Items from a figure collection
* * *

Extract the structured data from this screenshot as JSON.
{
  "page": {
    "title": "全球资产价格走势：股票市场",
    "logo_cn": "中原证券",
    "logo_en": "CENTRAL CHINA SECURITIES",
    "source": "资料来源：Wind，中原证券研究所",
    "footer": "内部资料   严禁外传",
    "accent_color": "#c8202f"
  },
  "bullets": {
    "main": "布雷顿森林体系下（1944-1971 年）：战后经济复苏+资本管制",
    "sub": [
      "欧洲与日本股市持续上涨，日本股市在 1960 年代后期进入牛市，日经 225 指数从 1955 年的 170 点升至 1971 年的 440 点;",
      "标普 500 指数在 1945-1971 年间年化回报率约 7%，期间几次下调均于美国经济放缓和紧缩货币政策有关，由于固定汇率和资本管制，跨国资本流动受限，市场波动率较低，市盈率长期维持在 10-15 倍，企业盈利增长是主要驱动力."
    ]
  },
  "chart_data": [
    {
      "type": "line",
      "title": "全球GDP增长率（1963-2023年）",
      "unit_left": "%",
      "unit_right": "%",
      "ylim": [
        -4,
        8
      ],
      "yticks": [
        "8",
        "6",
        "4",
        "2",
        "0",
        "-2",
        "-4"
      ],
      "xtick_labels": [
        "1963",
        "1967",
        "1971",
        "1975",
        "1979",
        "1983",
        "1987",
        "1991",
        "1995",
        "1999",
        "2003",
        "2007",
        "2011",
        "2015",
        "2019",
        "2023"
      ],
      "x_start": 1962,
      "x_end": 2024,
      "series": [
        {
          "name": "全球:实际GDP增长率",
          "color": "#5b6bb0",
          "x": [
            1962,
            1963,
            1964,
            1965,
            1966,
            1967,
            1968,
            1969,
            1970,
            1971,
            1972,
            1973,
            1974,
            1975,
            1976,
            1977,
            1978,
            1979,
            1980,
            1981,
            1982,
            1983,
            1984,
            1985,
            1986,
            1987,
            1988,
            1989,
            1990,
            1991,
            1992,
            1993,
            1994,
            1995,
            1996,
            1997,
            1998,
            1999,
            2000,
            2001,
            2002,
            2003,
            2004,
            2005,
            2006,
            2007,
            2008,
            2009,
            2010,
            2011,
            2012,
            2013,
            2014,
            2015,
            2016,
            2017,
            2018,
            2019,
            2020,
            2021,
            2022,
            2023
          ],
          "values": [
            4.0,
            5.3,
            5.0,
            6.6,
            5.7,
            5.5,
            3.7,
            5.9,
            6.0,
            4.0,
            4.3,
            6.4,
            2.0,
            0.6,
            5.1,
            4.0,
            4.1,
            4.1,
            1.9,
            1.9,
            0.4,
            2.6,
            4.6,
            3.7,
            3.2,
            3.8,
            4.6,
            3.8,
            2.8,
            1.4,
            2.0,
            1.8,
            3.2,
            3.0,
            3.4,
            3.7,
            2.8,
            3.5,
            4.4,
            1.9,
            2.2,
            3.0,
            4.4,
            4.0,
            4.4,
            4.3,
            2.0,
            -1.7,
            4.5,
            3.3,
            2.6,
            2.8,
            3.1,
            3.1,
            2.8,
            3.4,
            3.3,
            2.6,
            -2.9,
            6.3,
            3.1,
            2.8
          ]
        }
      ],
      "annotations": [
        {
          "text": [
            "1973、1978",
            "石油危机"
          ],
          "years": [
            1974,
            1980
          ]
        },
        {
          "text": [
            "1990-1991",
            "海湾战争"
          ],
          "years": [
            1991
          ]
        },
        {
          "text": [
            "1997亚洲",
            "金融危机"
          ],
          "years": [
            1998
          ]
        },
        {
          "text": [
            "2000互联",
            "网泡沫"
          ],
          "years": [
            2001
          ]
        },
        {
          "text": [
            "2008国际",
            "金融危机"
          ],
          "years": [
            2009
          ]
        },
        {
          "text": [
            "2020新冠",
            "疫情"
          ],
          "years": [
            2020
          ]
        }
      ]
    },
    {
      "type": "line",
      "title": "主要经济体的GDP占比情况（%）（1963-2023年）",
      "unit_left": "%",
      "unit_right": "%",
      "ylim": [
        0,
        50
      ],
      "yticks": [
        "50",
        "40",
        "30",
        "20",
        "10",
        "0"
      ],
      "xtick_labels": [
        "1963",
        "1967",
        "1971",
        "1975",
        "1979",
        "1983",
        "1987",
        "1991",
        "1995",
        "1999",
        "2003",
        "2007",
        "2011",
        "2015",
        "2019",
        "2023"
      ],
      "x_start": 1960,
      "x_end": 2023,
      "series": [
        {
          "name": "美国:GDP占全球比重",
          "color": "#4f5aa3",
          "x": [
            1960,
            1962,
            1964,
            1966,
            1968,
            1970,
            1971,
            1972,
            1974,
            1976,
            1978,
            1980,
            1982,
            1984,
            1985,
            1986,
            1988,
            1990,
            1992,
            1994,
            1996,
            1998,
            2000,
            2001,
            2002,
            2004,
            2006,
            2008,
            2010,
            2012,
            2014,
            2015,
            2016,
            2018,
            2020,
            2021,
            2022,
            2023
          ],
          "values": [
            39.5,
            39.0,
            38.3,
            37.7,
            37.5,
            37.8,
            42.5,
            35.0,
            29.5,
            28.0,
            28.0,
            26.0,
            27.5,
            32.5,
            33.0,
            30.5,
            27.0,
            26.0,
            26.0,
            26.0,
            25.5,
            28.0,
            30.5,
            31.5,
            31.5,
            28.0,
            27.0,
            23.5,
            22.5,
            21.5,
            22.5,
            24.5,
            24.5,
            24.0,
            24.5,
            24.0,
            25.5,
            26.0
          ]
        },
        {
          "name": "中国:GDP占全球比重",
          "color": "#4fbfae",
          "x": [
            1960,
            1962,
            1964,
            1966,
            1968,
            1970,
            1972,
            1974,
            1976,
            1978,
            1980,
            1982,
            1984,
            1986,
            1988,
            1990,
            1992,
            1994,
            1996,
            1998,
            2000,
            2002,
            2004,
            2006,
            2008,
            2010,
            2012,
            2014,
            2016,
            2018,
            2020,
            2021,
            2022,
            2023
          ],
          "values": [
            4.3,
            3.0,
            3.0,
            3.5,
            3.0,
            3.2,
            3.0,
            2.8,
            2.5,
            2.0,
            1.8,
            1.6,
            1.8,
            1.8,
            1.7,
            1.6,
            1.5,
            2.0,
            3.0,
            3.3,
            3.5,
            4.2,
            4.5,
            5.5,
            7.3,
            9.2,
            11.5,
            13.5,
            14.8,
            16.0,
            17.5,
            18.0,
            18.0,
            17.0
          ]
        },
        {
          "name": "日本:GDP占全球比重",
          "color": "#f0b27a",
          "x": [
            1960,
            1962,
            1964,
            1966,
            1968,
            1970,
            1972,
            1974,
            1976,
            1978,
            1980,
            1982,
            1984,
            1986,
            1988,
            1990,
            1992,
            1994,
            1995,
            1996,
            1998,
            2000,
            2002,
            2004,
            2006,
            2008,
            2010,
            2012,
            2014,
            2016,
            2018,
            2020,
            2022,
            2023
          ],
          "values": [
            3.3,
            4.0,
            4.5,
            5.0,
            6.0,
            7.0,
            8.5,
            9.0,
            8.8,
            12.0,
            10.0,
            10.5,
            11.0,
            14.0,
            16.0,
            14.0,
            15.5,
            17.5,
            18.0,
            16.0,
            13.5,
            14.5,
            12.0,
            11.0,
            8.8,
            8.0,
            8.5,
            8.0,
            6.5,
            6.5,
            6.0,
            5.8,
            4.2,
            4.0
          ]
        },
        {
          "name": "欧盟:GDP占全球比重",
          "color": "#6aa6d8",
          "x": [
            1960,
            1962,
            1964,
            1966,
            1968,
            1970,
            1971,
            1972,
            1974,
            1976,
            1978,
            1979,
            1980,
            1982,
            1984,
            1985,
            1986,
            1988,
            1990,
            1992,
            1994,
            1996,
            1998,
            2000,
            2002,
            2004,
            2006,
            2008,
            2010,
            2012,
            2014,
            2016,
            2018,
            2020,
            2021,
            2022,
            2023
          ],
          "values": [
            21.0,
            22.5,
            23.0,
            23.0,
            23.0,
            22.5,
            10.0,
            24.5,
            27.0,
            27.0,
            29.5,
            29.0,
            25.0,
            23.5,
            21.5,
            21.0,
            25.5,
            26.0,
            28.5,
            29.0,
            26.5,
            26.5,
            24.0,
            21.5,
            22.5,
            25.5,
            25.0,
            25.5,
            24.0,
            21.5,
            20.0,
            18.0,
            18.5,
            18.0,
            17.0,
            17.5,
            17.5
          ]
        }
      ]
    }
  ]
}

* * *

* **To do**: Find every line above that contains the word "title", and return each one.

* **Result**:
    "title": "全球资产价格走势：股票市场",
      "title": "全球GDP增长率（1963-2023年）",
      "title": "主要经济体的GDP占比情况（%）（1963-2023年）",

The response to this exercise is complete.